__Stated task__. Give, as a bare number, the count of lines that contain the word "data".

# start of Stored records

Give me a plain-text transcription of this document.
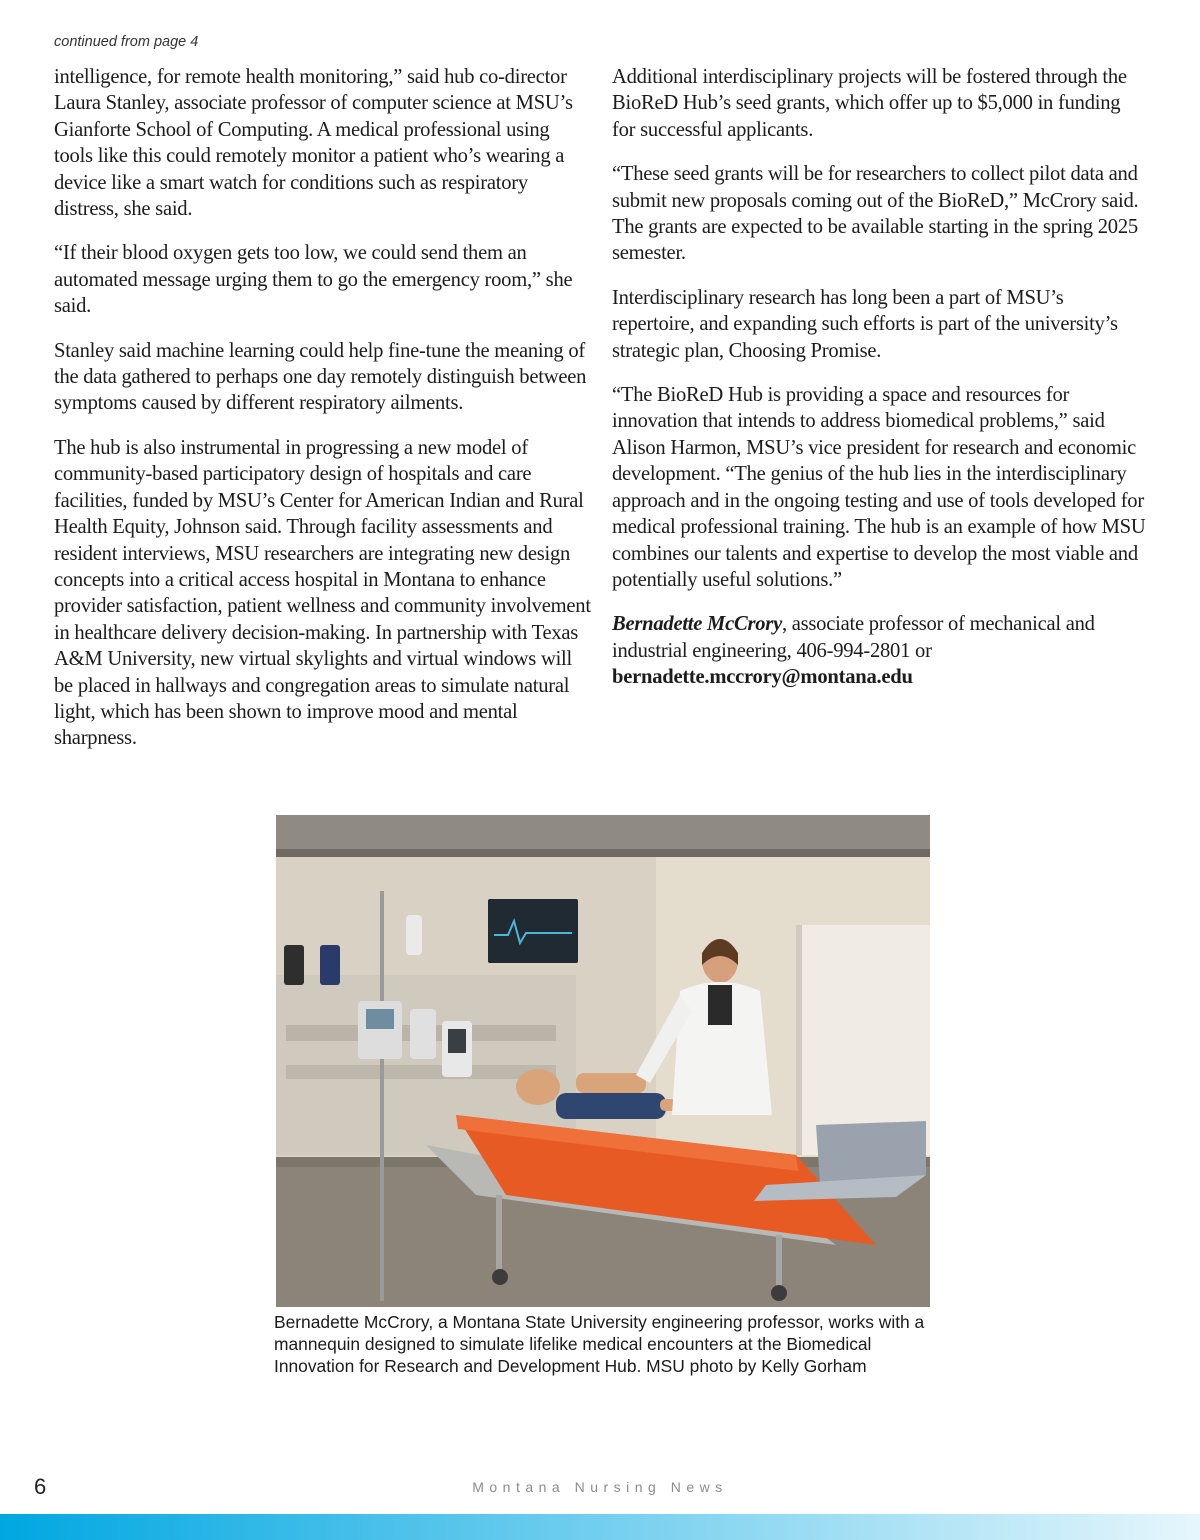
continued from page 4

intelligence, for remote health monitoring,” said hub co-director Laura Stanley, associate professor of computer science at MSU’s Gianforte School of Computing. A medical professional using tools like this could remotely monitor a patient who’s wearing a device like a smart watch for conditions such as respiratory distress, she said.

“If their blood oxygen gets too low, we could send them an automated message urging them to go the emergency room,” she said.

Stanley said machine learning could help fine-tune the meaning of the data gathered to perhaps one day remotely distinguish between symptoms caused by different respiratory ailments.

The hub is also instrumental in progressing a new model of community-based participatory design of hospitals and care facilities, funded by MSU’s Center for American Indian and Rural Health Equity, Johnson said. Through facility assessments and resident interviews, MSU researchers are integrating new design concepts into a critical access hospital in Montana to enhance provider satisfaction, patient wellness and community involvement in healthcare delivery decision-making. In partnership with Texas A&M University, new virtual skylights and virtual windows will be placed in hallways and congregation areas to simulate natural light, which has been shown to improve mood and mental sharpness.

Additional interdisciplinary projects will be fostered through the BioReD Hub’s seed grants, which offer up to $5,000 in funding for successful applicants.

“These seed grants will be for researchers to collect pilot data and submit new proposals coming out of the BioReD,” McCrory said. The grants are expected to be available starting in the spring 2025 semester.

Interdisciplinary research has long been a part of MSU’s repertoire, and expanding such efforts is part of the university’s strategic plan, Choosing Promise.

“The BioReD Hub is providing a space and resources for innovation that intends to address biomedical problems,” said Alison Harmon, MSU’s vice president for research and economic development. “The genius of the hub lies in the interdisciplinary approach and in the ongoing testing and use of tools developed for medical professional training. The hub is an example of how MSU combines our talents and expertise to develop the most viable and potentially useful solutions.”

Bernadette McCrory, associate professor of mechanical and industrial engineering, 406-994-2801 or
bernadette.mccrory@montana.edu

Bernadette McCrory, a Montana State University engineering professor, works with a mannequin designed to simulate lifelike medical encounters at the Biomedical Innovation for Research and Development Hub. MSU photo by Kelly Gorham
6	Montana Nursing News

# end of Stored records

__Response__. 2